== Set task ==
Look for the string "ylabel" in the lines and copy each line that has it.

|---|

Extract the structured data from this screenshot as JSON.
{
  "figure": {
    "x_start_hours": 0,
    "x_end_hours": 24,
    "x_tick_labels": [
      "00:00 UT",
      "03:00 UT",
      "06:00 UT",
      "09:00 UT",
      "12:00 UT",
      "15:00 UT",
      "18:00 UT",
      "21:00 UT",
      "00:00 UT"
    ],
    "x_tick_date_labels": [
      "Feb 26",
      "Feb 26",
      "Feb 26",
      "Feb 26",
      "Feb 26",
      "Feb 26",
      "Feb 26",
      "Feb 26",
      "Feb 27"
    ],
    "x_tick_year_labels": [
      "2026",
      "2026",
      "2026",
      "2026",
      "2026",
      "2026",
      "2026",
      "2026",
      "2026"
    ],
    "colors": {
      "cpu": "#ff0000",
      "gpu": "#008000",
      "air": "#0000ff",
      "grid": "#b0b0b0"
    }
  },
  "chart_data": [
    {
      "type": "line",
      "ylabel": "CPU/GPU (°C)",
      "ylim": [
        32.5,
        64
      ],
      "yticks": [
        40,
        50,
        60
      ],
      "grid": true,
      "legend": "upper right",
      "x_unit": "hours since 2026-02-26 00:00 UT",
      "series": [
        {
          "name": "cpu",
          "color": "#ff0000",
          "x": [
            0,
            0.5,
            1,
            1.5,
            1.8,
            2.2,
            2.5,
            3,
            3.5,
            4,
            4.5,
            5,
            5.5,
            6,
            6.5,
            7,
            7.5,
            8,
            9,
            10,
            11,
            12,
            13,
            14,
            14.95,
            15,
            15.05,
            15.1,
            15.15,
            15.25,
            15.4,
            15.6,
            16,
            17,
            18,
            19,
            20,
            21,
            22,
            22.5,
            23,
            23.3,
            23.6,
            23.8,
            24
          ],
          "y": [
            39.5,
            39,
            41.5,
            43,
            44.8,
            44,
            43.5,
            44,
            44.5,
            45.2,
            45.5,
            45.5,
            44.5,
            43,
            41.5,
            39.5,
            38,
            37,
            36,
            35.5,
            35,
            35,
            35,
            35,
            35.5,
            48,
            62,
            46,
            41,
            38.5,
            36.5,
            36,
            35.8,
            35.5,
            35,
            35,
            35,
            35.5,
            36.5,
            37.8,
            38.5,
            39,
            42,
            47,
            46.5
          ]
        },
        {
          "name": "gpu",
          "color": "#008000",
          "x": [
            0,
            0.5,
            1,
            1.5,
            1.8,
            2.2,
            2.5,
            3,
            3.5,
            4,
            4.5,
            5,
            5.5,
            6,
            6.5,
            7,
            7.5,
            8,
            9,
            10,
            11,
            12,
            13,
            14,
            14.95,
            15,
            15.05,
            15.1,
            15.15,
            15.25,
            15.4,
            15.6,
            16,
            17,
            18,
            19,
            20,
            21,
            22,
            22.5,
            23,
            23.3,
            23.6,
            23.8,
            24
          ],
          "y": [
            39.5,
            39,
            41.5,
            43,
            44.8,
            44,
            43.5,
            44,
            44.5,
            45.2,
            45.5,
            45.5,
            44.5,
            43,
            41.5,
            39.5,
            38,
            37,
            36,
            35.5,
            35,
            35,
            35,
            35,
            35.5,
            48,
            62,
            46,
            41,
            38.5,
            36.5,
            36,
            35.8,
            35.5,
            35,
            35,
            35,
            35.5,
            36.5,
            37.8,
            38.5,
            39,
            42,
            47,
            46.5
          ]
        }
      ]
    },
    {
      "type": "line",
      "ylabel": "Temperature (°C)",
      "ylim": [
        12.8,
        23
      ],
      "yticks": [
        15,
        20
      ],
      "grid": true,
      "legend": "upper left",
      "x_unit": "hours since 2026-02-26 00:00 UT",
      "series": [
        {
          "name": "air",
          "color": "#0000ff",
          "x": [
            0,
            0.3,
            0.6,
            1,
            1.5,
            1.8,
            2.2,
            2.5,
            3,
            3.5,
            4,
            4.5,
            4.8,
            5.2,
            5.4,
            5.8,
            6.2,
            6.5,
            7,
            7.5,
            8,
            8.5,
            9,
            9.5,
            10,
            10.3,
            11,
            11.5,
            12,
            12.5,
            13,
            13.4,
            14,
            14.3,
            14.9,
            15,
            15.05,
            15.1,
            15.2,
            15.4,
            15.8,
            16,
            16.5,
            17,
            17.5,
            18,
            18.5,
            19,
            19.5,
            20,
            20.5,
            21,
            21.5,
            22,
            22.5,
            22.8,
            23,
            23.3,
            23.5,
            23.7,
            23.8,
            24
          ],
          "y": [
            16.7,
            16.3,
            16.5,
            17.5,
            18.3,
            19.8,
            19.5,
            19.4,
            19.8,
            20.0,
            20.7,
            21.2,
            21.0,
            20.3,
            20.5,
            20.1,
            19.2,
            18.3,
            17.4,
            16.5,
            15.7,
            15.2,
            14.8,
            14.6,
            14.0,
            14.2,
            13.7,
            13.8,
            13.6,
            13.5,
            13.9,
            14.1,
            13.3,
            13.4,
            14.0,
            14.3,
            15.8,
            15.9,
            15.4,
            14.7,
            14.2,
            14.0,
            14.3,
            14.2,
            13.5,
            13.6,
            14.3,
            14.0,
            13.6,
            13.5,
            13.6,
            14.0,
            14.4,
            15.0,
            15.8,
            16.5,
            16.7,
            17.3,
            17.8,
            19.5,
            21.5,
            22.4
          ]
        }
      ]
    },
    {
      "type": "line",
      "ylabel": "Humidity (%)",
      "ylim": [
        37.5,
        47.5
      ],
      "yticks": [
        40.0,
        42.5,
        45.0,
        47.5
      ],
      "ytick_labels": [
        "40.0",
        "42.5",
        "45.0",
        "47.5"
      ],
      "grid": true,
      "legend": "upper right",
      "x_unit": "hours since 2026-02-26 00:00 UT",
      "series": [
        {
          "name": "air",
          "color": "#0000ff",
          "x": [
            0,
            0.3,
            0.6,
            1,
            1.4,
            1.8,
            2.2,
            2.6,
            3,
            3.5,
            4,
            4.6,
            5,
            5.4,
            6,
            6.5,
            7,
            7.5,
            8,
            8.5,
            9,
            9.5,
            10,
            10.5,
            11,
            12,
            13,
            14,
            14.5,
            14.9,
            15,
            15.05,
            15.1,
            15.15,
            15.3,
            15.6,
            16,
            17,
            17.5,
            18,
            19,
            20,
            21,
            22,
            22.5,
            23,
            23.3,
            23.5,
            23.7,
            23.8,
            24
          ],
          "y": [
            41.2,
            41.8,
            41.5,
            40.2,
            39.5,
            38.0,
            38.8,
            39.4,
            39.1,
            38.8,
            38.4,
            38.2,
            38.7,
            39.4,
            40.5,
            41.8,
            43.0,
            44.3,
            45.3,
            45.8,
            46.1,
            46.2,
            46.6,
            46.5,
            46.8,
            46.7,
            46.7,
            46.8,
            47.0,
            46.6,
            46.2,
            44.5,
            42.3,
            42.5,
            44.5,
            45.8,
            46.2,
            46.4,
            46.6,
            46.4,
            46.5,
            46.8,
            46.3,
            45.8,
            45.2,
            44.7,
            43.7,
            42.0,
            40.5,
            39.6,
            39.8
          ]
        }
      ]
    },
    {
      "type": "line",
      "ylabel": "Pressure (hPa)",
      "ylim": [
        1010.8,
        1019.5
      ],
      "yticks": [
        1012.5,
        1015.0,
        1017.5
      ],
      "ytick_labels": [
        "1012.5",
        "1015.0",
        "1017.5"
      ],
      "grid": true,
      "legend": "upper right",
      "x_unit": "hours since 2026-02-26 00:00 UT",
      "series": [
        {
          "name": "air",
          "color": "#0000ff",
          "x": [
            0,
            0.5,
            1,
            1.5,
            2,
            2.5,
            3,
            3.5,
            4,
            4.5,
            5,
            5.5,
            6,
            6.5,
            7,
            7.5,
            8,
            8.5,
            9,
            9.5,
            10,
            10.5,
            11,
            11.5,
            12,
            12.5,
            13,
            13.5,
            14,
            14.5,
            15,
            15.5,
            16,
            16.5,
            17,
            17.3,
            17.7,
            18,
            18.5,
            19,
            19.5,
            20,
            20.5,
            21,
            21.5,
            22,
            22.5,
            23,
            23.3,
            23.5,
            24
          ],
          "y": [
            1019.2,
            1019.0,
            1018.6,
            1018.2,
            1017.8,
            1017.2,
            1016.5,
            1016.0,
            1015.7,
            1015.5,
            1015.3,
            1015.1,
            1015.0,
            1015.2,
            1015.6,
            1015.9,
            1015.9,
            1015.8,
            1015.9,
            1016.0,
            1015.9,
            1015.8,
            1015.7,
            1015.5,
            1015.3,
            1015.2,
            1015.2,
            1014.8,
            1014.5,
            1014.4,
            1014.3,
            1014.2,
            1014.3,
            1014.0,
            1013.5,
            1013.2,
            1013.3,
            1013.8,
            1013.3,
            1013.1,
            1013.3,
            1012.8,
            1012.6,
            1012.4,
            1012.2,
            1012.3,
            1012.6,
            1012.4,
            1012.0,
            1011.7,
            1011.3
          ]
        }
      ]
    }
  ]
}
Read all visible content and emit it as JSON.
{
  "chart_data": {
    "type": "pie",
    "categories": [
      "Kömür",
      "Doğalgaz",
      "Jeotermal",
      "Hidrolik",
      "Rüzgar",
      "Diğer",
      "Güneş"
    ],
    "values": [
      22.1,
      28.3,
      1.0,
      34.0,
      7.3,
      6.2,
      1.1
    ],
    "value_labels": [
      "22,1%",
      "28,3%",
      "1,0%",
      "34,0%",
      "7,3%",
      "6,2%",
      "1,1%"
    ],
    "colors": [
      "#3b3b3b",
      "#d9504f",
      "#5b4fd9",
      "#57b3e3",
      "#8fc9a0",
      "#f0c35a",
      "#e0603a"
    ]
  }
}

|---|

== Full answer ==
      "ylabel": "CPU/GPU (°C)",
      "ylabel": "Temperature (°C)",
      "ylabel": "Humidity (%)",
      "ylabel": "Pressure (hPa)",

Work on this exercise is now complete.